REQUIRED TASK
Using the listing below, select the lines with the word "szkoly" and copy them.

PROVIDED DATA

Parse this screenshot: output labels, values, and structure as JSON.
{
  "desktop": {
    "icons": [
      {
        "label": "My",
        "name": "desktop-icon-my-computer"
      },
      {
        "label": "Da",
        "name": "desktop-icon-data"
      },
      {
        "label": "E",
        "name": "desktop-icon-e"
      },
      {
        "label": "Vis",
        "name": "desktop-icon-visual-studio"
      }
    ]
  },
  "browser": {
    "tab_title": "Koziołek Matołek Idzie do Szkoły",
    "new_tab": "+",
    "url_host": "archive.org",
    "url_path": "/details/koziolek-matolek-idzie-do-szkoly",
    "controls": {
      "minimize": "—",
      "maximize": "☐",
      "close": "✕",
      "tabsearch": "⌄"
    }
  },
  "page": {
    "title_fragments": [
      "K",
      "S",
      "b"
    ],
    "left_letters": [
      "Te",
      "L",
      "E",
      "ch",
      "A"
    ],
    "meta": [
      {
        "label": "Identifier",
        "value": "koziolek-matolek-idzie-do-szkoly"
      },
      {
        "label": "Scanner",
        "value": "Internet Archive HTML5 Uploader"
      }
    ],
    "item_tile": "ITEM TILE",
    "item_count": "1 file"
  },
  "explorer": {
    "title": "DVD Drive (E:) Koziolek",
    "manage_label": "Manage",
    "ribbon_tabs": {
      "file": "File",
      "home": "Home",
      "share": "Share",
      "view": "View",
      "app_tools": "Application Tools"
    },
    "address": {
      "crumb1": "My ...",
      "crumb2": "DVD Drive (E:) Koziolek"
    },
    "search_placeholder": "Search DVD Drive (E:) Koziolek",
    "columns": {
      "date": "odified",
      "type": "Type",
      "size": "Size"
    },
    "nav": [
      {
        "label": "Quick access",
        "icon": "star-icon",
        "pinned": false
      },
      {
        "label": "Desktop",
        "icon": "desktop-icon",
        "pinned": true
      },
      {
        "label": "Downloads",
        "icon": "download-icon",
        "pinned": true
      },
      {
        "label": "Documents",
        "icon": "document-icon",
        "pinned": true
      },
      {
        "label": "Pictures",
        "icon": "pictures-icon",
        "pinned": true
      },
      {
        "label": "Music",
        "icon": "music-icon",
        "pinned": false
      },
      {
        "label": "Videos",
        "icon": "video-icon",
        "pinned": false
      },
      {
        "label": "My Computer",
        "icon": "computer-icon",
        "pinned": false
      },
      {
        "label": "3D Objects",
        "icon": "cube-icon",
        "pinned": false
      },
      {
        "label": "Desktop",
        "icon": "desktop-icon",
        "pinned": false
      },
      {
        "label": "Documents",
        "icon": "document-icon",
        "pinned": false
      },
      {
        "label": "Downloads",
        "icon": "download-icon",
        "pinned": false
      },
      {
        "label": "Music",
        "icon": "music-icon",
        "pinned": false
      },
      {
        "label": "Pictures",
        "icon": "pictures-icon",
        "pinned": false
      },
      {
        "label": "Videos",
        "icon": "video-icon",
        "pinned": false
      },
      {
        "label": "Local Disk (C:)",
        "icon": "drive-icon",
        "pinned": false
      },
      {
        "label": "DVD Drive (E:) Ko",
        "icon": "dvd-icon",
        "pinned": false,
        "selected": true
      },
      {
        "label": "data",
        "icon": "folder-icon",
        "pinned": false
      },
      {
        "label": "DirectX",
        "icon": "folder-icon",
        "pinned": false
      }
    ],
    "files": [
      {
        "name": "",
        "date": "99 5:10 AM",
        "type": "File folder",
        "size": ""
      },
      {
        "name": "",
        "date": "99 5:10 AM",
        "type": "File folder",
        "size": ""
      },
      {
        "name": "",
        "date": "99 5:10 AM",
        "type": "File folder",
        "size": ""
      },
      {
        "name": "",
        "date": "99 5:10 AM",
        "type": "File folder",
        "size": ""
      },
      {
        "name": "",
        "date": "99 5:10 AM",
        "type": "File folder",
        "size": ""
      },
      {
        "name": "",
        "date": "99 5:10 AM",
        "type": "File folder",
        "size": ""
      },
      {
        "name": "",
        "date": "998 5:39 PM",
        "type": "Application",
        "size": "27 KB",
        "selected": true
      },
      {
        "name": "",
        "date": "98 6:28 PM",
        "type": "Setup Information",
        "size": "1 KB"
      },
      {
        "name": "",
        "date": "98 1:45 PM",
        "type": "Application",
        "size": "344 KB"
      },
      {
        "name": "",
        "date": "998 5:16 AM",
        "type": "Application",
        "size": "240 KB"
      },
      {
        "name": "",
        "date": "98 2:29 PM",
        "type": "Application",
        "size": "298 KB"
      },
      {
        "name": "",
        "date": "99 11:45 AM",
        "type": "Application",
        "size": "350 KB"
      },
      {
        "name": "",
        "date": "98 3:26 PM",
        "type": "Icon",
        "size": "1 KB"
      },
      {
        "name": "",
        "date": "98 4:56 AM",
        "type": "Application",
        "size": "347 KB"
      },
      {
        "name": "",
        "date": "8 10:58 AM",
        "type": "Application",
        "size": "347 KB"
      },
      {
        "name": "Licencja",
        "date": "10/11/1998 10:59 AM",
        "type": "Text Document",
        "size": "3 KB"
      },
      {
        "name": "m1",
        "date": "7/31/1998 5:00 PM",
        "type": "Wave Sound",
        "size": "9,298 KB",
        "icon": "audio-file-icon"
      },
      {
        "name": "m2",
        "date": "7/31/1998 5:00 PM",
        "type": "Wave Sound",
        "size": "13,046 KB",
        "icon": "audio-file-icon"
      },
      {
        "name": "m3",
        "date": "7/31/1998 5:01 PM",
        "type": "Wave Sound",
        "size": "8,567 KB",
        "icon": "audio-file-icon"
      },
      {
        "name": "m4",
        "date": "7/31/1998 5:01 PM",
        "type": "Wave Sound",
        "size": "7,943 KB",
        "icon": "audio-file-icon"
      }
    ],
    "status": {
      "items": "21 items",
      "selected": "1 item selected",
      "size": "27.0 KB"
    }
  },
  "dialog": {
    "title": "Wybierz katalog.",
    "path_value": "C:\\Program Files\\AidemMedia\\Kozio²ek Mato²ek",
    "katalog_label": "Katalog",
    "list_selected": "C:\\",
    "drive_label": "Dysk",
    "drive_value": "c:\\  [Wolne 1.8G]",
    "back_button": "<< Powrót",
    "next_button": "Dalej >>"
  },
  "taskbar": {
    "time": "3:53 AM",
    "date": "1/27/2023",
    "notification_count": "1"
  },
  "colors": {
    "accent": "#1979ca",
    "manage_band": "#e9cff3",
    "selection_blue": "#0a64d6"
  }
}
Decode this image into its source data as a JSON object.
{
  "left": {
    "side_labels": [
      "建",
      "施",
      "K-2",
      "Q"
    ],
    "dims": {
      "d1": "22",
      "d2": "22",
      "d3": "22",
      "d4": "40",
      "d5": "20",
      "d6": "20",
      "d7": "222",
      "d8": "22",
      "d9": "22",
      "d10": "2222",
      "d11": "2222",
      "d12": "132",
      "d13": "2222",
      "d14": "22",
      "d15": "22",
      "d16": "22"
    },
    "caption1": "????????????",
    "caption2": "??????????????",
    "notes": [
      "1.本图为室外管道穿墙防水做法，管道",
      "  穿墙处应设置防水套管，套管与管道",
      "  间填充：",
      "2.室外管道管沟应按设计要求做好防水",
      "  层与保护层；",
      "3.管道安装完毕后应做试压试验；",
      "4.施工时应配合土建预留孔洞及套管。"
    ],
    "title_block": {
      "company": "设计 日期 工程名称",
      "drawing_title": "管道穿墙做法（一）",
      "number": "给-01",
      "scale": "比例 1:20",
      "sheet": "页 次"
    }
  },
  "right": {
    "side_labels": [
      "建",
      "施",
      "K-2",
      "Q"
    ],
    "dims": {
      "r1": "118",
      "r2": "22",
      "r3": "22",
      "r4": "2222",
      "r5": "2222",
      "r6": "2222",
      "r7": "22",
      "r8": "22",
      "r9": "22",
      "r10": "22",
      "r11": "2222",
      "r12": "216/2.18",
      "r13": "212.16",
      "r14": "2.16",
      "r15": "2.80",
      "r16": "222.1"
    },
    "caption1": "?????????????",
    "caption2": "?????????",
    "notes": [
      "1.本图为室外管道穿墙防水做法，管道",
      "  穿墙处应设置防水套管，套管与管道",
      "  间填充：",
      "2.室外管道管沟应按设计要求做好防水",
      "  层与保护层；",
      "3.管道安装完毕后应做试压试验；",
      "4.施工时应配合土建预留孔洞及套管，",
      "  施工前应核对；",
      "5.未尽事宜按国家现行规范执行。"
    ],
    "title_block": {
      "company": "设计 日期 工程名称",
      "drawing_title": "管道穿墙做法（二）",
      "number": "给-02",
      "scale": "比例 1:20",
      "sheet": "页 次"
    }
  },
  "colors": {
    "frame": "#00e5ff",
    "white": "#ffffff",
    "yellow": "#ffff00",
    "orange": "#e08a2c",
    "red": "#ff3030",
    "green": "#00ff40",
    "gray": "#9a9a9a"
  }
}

THE REPLY
    "url_path": "/details/koziolek-matolek-idzie-do-szkoly",
        "value": "koziolek-matolek-idzie-do-szkoly"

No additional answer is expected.